# Start of Exercise data

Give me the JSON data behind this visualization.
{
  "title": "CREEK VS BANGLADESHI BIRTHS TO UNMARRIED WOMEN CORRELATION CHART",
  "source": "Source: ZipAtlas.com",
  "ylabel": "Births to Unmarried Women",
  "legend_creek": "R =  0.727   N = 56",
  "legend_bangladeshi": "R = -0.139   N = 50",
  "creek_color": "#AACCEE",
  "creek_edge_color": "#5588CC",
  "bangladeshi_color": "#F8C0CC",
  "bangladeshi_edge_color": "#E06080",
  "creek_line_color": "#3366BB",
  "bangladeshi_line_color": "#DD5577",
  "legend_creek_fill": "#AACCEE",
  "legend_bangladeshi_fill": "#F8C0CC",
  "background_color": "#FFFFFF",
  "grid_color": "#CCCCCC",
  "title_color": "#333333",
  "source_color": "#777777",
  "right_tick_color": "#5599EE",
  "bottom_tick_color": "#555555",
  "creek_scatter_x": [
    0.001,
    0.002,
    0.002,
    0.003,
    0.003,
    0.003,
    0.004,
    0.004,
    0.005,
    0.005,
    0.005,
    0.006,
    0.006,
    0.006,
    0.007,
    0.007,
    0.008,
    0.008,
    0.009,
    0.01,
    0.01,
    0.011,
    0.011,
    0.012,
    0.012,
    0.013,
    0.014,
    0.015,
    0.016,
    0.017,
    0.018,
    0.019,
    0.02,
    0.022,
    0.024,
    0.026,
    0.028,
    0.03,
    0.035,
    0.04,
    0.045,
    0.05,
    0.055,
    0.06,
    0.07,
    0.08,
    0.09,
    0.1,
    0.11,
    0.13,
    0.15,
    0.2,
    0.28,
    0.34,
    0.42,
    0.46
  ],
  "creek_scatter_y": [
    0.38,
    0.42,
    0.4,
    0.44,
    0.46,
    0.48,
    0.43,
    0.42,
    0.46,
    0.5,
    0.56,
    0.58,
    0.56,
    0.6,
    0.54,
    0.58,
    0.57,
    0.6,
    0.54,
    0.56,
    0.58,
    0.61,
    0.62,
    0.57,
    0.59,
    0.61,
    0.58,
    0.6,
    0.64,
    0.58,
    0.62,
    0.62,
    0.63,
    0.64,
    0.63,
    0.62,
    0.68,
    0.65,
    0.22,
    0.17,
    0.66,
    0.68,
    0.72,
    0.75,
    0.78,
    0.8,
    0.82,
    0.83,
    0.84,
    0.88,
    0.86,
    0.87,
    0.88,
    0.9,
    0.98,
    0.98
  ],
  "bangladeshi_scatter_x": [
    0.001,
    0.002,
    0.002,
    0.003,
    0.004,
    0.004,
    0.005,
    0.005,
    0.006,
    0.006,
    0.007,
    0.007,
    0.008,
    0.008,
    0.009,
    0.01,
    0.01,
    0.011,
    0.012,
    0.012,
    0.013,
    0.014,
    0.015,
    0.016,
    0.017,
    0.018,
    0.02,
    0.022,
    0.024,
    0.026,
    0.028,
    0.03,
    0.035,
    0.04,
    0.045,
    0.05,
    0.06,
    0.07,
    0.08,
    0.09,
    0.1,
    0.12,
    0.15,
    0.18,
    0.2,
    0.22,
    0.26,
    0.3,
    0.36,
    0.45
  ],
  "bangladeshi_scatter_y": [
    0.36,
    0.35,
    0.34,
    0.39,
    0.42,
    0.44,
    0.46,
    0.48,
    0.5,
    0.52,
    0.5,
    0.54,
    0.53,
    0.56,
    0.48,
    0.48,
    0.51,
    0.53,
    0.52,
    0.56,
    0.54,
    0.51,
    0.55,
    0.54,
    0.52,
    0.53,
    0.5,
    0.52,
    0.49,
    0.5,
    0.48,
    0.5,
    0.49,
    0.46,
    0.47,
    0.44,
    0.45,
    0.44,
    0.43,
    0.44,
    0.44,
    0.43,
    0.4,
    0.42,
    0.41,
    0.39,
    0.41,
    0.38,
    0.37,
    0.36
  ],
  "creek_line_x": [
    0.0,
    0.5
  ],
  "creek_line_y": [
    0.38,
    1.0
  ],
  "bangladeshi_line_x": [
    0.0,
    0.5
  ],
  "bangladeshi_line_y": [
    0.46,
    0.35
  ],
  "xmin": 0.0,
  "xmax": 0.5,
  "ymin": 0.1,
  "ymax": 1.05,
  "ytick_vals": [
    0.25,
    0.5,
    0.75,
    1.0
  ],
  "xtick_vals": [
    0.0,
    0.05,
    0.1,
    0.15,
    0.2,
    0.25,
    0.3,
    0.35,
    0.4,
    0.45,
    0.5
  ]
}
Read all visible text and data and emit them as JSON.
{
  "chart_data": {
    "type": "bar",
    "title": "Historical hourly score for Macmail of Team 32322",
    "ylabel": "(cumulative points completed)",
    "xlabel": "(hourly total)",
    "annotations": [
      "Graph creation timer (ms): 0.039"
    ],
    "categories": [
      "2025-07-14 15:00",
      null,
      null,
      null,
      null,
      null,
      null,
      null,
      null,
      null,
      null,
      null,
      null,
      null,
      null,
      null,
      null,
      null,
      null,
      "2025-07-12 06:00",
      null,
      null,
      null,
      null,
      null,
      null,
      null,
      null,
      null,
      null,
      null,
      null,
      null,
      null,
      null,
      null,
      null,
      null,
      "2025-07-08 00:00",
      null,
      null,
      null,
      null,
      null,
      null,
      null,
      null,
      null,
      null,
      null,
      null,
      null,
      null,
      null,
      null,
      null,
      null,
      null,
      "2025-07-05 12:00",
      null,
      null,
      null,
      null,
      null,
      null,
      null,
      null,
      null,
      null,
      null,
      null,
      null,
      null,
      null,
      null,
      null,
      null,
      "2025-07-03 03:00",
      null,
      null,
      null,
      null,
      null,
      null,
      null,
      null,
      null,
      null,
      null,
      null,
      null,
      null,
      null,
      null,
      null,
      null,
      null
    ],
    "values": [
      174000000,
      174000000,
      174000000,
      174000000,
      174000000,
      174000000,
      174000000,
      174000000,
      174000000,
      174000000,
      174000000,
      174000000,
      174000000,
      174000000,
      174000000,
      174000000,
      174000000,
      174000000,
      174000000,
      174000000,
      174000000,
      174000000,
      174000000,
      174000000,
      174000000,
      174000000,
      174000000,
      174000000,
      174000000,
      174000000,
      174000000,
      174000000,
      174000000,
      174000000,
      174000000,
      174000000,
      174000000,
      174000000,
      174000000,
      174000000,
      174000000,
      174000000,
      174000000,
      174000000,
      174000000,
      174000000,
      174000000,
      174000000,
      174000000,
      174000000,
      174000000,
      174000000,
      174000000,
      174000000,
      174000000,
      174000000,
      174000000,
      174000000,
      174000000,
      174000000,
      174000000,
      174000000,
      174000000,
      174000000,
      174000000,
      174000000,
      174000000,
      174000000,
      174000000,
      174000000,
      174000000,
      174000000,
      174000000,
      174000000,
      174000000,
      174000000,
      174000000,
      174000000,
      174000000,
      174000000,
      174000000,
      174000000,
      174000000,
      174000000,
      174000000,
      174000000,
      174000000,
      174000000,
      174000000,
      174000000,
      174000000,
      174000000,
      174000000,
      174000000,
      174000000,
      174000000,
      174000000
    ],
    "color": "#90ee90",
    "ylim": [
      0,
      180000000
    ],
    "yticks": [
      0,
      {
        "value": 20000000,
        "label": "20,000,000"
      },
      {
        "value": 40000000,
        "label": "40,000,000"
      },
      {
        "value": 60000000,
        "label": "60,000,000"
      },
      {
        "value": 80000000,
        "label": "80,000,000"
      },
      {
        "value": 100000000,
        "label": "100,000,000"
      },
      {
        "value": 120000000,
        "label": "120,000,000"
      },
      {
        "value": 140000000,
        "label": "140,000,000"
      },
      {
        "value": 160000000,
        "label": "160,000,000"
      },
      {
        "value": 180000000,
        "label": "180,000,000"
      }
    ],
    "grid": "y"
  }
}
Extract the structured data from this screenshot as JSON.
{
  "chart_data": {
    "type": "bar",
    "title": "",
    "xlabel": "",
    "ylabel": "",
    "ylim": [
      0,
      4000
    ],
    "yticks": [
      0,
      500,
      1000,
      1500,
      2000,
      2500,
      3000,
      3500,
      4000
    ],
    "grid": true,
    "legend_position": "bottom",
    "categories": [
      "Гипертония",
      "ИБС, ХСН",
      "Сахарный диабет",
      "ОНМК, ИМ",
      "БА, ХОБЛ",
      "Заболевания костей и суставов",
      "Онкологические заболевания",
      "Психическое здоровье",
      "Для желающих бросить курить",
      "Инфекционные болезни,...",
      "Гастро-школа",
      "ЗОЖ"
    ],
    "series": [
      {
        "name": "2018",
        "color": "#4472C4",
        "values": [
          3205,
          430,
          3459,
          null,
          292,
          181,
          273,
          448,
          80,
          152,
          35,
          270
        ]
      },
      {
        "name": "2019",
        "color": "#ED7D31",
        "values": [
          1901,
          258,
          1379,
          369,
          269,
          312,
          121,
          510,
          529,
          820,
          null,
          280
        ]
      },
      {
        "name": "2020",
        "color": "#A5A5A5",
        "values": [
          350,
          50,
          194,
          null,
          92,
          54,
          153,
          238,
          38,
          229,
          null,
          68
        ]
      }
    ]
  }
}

# End of Exercise data

What to produce:
Count the lines above in which the word "AACCEE" appears, then state only that count.

Response below:
2